▶ What needs to be done:
Repeat each entry as written and leave the images out of the copy.

▶ Records to process:

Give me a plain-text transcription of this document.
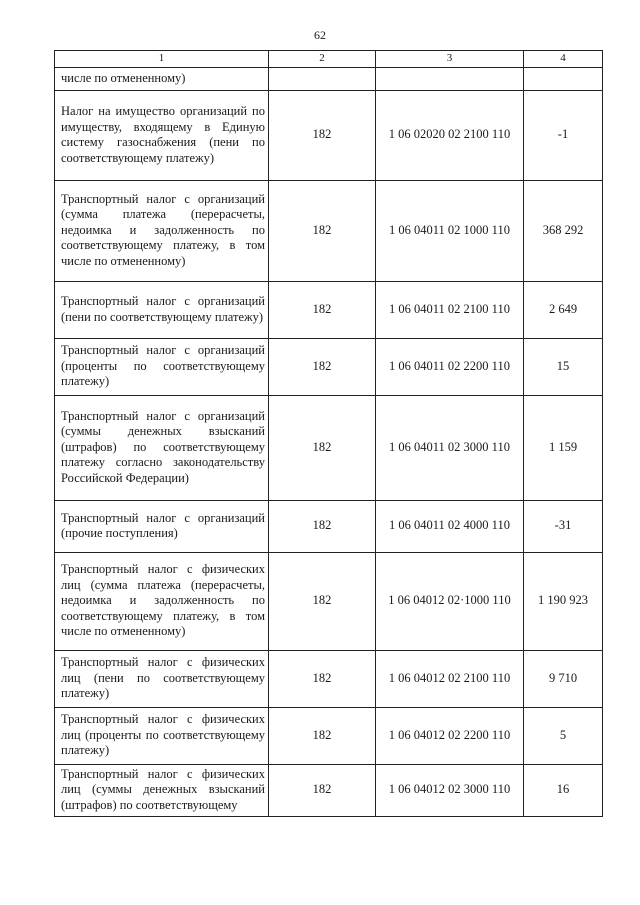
62
1	2	3	4
числе по отмененному)			
Налог на имущество организаций по имуществу, входящему в Единую систему газоснабжения (пени по соответствующему платежу)	182	1 06 02020 02 2100 110	-1
Транспортный налог с организаций (сумма платежа (перерасчеты, недоимка и задолженность по соответствующему платежу, в том числе по отмененному)	182	1 06 04011 02 1000 110	368 292
Транспортный налог с организаций (пени по соответствующему платежу)	182	1 06 04011 02 2100 110	2 649
Транспортный налог с организаций (проценты по соответствующему платежу)	182	1 06 04011 02 2200 110	15
Транспортный налог с организаций (суммы денежных взысканий (штрафов) по соответствующему платежу согласно законодательству Российской Федерации)	182	1 06 04011 02 3000 110	1 159
Транспортный налог с организаций (прочие поступления)	182	1 06 04011 02 4000 110	-31
Транспортный налог с физических лиц (сумма платежа (перерасчеты, недоимка и задолженность по соответствующему платежу, в том числе по отмененному)	182	1 06 04012 02·1000 110	1 190 923
Транспортный налог с физических лиц (пени по соответствующему платежу)	182	1 06 04012 02 2100 110	9 710
Транспортный налог с физических лиц (проценты по соответствующему платежу)	182	1 06 04012 02 2200 110	5
Транспортный налог с физических лиц (суммы денежных взысканий (штрафов) по соответствующему	182	1 06 04012 02 3000 110	16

▶ Answer to the task:
Give me a plain-text transcription of this document.
62
1	2	3	4
числе по отмененному)			
Налог на имущество организаций по имуществу, входящему в Единую систему газоснабжения (пени по соответствующему платежу)	182	1 06 02020 02 2100 110	-1
Транспортный налог с организаций (сумма платежа (перерасчеты, недоимка и задолженность по соответствующему платежу, в том числе по отмененному)	182	1 06 04011 02 1000 110	368 292
Транспортный налог с организаций (пени по соответствующему платежу)	182	1 06 04011 02 2100 110	2 649
Транспортный налог с организаций (проценты по соответствующему платежу)	182	1 06 04011 02 2200 110	15
Транспортный налог с организаций (суммы денежных взысканий (штрафов) по соответствующему платежу согласно законодательству Российской Федерации)	182	1 06 04011 02 3000 110	1 159
Транспортный налог с организаций (прочие поступления)	182	1 06 04011 02 4000 110	-31
Транспортный налог с физических лиц (сумма платежа (перерасчеты, недоимка и задолженность по соответствующему платежу, в том числе по отмененному)	182	1 06 04012 02·1000 110	1 190 923
Транспортный налог с физических лиц (пени по соответствующему платежу)	182	1 06 04012 02 2100 110	9 710
Транспортный налог с физических лиц (проценты по соответствующему платежу)	182	1 06 04012 02 2200 110	5
Транспортный налог с физических лиц (суммы денежных взысканий (штрафов) по соответствующему	182	1 06 04012 02 3000 110	16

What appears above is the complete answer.